**WHAT TO DO**
Your task is to give the listing below back word for word, pictures excluded.
— Start of MATERIAL FOR THE TASK —
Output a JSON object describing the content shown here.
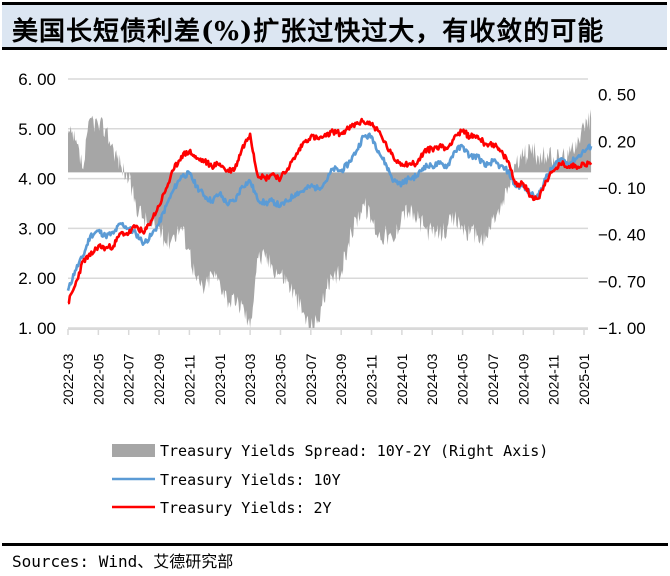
{
  "title": "美国长短债利差(%)扩张过快过大，有收敛的可能",
  "source": "Sources: Wind、艾德研究部",
  "colors": {
    "title_bg": "#dce6f2",
    "spread": "#a6a6a6",
    "y10": "#5b9bd5",
    "y2": "#ff0000",
    "grid": "#d9d9d9"
  },
  "chart_data": {
    "type": "line",
    "title": "美国长短债利差(%)扩张过快过大，有收敛的可能",
    "xlabel": "",
    "ylabel": "",
    "y_left": {
      "ticks": [
        "6.00",
        "5.00",
        "4.00",
        "3.00",
        "2.00",
        "1.00"
      ],
      "range": [
        1.0,
        6.0
      ]
    },
    "y_right": {
      "ticks": [
        "0.50",
        "0.20",
        "−0.10",
        "−0.40",
        "−0.70",
        "−1.00"
      ],
      "range": [
        -1.0,
        0.6
      ]
    },
    "x_ticks": [
      "2022-03",
      "2022-05",
      "2022-07",
      "2022-09",
      "2022-11",
      "2023-01",
      "2023-03",
      "2023-05",
      "2023-07",
      "2023-09",
      "2023-11",
      "2024-01",
      "2024-03",
      "2024-05",
      "2024-07",
      "2024-09",
      "2024-11",
      "2025-01"
    ],
    "grid": true,
    "legend_position": "bottom",
    "x": [
      "2022-03-01",
      "2022-03-15",
      "2022-04-01",
      "2022-04-15",
      "2022-05-01",
      "2022-05-15",
      "2022-06-01",
      "2022-06-15",
      "2022-07-01",
      "2022-07-15",
      "2022-08-01",
      "2022-08-15",
      "2022-09-01",
      "2022-09-15",
      "2022-10-01",
      "2022-10-15",
      "2022-11-01",
      "2022-11-15",
      "2022-12-01",
      "2022-12-15",
      "2023-01-01",
      "2023-01-15",
      "2023-02-01",
      "2023-02-15",
      "2023-03-01",
      "2023-03-15",
      "2023-04-01",
      "2023-04-15",
      "2023-05-01",
      "2023-05-15",
      "2023-06-01",
      "2023-06-15",
      "2023-07-01",
      "2023-07-15",
      "2023-08-01",
      "2023-08-15",
      "2023-09-01",
      "2023-09-15",
      "2023-10-01",
      "2023-10-15",
      "2023-11-01",
      "2023-11-15",
      "2023-12-01",
      "2023-12-15",
      "2024-01-01",
      "2024-01-15",
      "2024-02-01",
      "2024-02-15",
      "2024-03-01",
      "2024-03-15",
      "2024-04-01",
      "2024-04-15",
      "2024-05-01",
      "2024-05-15",
      "2024-06-01",
      "2024-06-15",
      "2024-07-01",
      "2024-07-15",
      "2024-08-01",
      "2024-08-15",
      "2024-09-01",
      "2024-09-15",
      "2024-10-01",
      "2024-10-15",
      "2024-11-01",
      "2024-11-15",
      "2024-12-01",
      "2024-12-15",
      "2025-01-01",
      "2025-01-15"
    ],
    "series": [
      {
        "name": "Treasury Yields Spread: 10Y-2Y (Right Axis)",
        "axis": "right",
        "type": "area",
        "values": [
          0.25,
          0.2,
          0.02,
          0.35,
          0.3,
          0.28,
          0.15,
          0.05,
          -0.05,
          -0.2,
          -0.3,
          -0.35,
          -0.35,
          -0.45,
          -0.4,
          -0.35,
          -0.5,
          -0.7,
          -0.75,
          -0.65,
          -0.7,
          -0.8,
          -0.85,
          -0.85,
          -1.0,
          -0.55,
          -0.55,
          -0.6,
          -0.65,
          -0.7,
          -0.8,
          -0.9,
          -1.0,
          -0.95,
          -0.75,
          -0.7,
          -0.65,
          -0.45,
          -0.3,
          -0.2,
          -0.3,
          -0.4,
          -0.4,
          -0.45,
          -0.25,
          -0.25,
          -0.3,
          -0.35,
          -0.4,
          -0.4,
          -0.35,
          -0.3,
          -0.35,
          -0.4,
          -0.4,
          -0.45,
          -0.3,
          -0.25,
          -0.1,
          0.05,
          0.1,
          0.15,
          0.1,
          0.1,
          0.1,
          0.1,
          0.1,
          0.2,
          0.3,
          0.35
        ]
      },
      {
        "name": "Treasury Yields: 10Y",
        "axis": "left",
        "type": "line",
        "values": [
          1.75,
          2.15,
          2.45,
          2.85,
          2.95,
          2.85,
          2.9,
          3.1,
          3.0,
          2.9,
          2.7,
          2.85,
          3.1,
          3.45,
          3.8,
          4.05,
          4.1,
          3.85,
          3.65,
          3.55,
          3.7,
          3.5,
          3.55,
          3.85,
          3.95,
          3.6,
          3.5,
          3.55,
          3.45,
          3.55,
          3.7,
          3.75,
          3.85,
          3.8,
          3.95,
          4.2,
          4.15,
          4.3,
          4.55,
          4.85,
          4.85,
          4.55,
          4.25,
          3.95,
          3.9,
          4.0,
          4.05,
          4.25,
          4.25,
          4.3,
          4.25,
          4.55,
          4.65,
          4.45,
          4.45,
          4.25,
          4.35,
          4.25,
          4.15,
          3.85,
          3.85,
          3.7,
          3.65,
          4.0,
          4.25,
          4.4,
          4.3,
          4.4,
          4.55,
          4.65
        ]
      },
      {
        "name": "Treasury Yields: 2Y",
        "axis": "left",
        "type": "line",
        "values": [
          1.5,
          1.85,
          2.35,
          2.45,
          2.65,
          2.6,
          2.65,
          2.9,
          2.9,
          3.05,
          2.9,
          3.15,
          3.45,
          3.8,
          4.2,
          4.45,
          4.55,
          4.4,
          4.35,
          4.25,
          4.3,
          4.15,
          4.2,
          4.6,
          4.9,
          4.1,
          4.0,
          4.1,
          4.0,
          4.2,
          4.45,
          4.7,
          4.85,
          4.8,
          4.85,
          4.95,
          4.9,
          5.0,
          5.1,
          5.15,
          5.1,
          4.95,
          4.65,
          4.4,
          4.3,
          4.3,
          4.3,
          4.55,
          4.6,
          4.65,
          4.6,
          4.85,
          4.95,
          4.85,
          4.85,
          4.7,
          4.7,
          4.55,
          4.35,
          3.9,
          3.9,
          3.65,
          3.6,
          3.95,
          4.15,
          4.3,
          4.25,
          4.25,
          4.3,
          4.28
        ]
      }
    ]
  },
  "legend": [
    {
      "label": "Treasury Yields Spread: 10Y-2Y (Right Axis)",
      "kind": "area"
    },
    {
      "label": "Treasury Yields: 10Y",
      "kind": "line"
    },
    {
      "label": "Treasury Yields: 2Y",
      "kind": "line"
    }
  ]
}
— End of MATERIAL FOR THE TASK —
**SOLUTION**
Output a JSON object describing the content shown here.
{
  "title": "美国长短债利差(%)扩张过快过大，有收敛的可能",
  "source": "Sources: Wind、艾德研究部",
  "colors": {
    "title_bg": "#dce6f2",
    "spread": "#a6a6a6",
    "y10": "#5b9bd5",
    "y2": "#ff0000",
    "grid": "#d9d9d9"
  },
  "chart_data": {
    "type": "line",
    "title": "美国长短债利差(%)扩张过快过大，有收敛的可能",
    "xlabel": "",
    "ylabel": "",
    "y_left": {
      "ticks": [
        "6.00",
        "5.00",
        "4.00",
        "3.00",
        "2.00",
        "1.00"
      ],
      "range": [
        1.0,
        6.0
      ]
    },
    "y_right": {
      "ticks": [
        "0.50",
        "0.20",
        "−0.10",
        "−0.40",
        "−0.70",
        "−1.00"
      ],
      "range": [
        -1.0,
        0.6
      ]
    },
    "x_ticks": [
      "2022-03",
      "2022-05",
      "2022-07",
      "2022-09",
      "2022-11",
      "2023-01",
      "2023-03",
      "2023-05",
      "2023-07",
      "2023-09",
      "2023-11",
      "2024-01",
      "2024-03",
      "2024-05",
      "2024-07",
      "2024-09",
      "2024-11",
      "2025-01"
    ],
    "grid": true,
    "legend_position": "bottom",
    "x": [
      "2022-03-01",
      "2022-03-15",
      "2022-04-01",
      "2022-04-15",
      "2022-05-01",
      "2022-05-15",
      "2022-06-01",
      "2022-06-15",
      "2022-07-01",
      "2022-07-15",
      "2022-08-01",
      "2022-08-15",
      "2022-09-01",
      "2022-09-15",
      "2022-10-01",
      "2022-10-15",
      "2022-11-01",
      "2022-11-15",
      "2022-12-01",
      "2022-12-15",
      "2023-01-01",
      "2023-01-15",
      "2023-02-01",
      "2023-02-15",
      "2023-03-01",
      "2023-03-15",
      "2023-04-01",
      "2023-04-15",
      "2023-05-01",
      "2023-05-15",
      "2023-06-01",
      "2023-06-15",
      "2023-07-01",
      "2023-07-15",
      "2023-08-01",
      "2023-08-15",
      "2023-09-01",
      "2023-09-15",
      "2023-10-01",
      "2023-10-15",
      "2023-11-01",
      "2023-11-15",
      "2023-12-01",
      "2023-12-15",
      "2024-01-01",
      "2024-01-15",
      "2024-02-01",
      "2024-02-15",
      "2024-03-01",
      "2024-03-15",
      "2024-04-01",
      "2024-04-15",
      "2024-05-01",
      "2024-05-15",
      "2024-06-01",
      "2024-06-15",
      "2024-07-01",
      "2024-07-15",
      "2024-08-01",
      "2024-08-15",
      "2024-09-01",
      "2024-09-15",
      "2024-10-01",
      "2024-10-15",
      "2024-11-01",
      "2024-11-15",
      "2024-12-01",
      "2024-12-15",
      "2025-01-01",
      "2025-01-15"
    ],
    "series": [
      {
        "name": "Treasury Yields Spread: 10Y-2Y (Right Axis)",
        "axis": "right",
        "type": "area",
        "values": [
          0.25,
          0.2,
          0.02,
          0.35,
          0.3,
          0.28,
          0.15,
          0.05,
          -0.05,
          -0.2,
          -0.3,
          -0.35,
          -0.35,
          -0.45,
          -0.4,
          -0.35,
          -0.5,
          -0.7,
          -0.75,
          -0.65,
          -0.7,
          -0.8,
          -0.85,
          -0.85,
          -1.0,
          -0.55,
          -0.55,
          -0.6,
          -0.65,
          -0.7,
          -0.8,
          -0.9,
          -1.0,
          -0.95,
          -0.75,
          -0.7,
          -0.65,
          -0.45,
          -0.3,
          -0.2,
          -0.3,
          -0.4,
          -0.4,
          -0.45,
          -0.25,
          -0.25,
          -0.3,
          -0.35,
          -0.4,
          -0.4,
          -0.35,
          -0.3,
          -0.35,
          -0.4,
          -0.4,
          -0.45,
          -0.3,
          -0.25,
          -0.1,
          0.05,
          0.1,
          0.15,
          0.1,
          0.1,
          0.1,
          0.1,
          0.1,
          0.2,
          0.3,
          0.35
        ]
      },
      {
        "name": "Treasury Yields: 10Y",
        "axis": "left",
        "type": "line",
        "values": [
          1.75,
          2.15,
          2.45,
          2.85,
          2.95,
          2.85,
          2.9,
          3.1,
          3.0,
          2.9,
          2.7,
          2.85,
          3.1,
          3.45,
          3.8,
          4.05,
          4.1,
          3.85,
          3.65,
          3.55,
          3.7,
          3.5,
          3.55,
          3.85,
          3.95,
          3.6,
          3.5,
          3.55,
          3.45,
          3.55,
          3.7,
          3.75,
          3.85,
          3.8,
          3.95,
          4.2,
          4.15,
          4.3,
          4.55,
          4.85,
          4.85,
          4.55,
          4.25,
          3.95,
          3.9,
          4.0,
          4.05,
          4.25,
          4.25,
          4.3,
          4.25,
          4.55,
          4.65,
          4.45,
          4.45,
          4.25,
          4.35,
          4.25,
          4.15,
          3.85,
          3.85,
          3.7,
          3.65,
          4.0,
          4.25,
          4.4,
          4.3,
          4.4,
          4.55,
          4.65
        ]
      },
      {
        "name": "Treasury Yields: 2Y",
        "axis": "left",
        "type": "line",
        "values": [
          1.5,
          1.85,
          2.35,
          2.45,
          2.65,
          2.6,
          2.65,
          2.9,
          2.9,
          3.05,
          2.9,
          3.15,
          3.45,
          3.8,
          4.2,
          4.45,
          4.55,
          4.4,
          4.35,
          4.25,
          4.3,
          4.15,
          4.2,
          4.6,
          4.9,
          4.1,
          4.0,
          4.1,
          4.0,
          4.2,
          4.45,
          4.7,
          4.85,
          4.8,
          4.85,
          4.95,
          4.9,
          5.0,
          5.1,
          5.15,
          5.1,
          4.95,
          4.65,
          4.4,
          4.3,
          4.3,
          4.3,
          4.55,
          4.6,
          4.65,
          4.6,
          4.85,
          4.95,
          4.85,
          4.85,
          4.7,
          4.7,
          4.55,
          4.35,
          3.9,
          3.9,
          3.65,
          3.6,
          3.95,
          4.15,
          4.3,
          4.25,
          4.25,
          4.3,
          4.28
        ]
      }
    ]
  },
  "legend": [
    {
      "label": "Treasury Yields Spread: 10Y-2Y (Right Axis)",
      "kind": "area"
    },
    {
      "label": "Treasury Yields: 10Y",
      "kind": "line"
    },
    {
      "label": "Treasury Yields: 2Y",
      "kind": "line"
    }
  ]
}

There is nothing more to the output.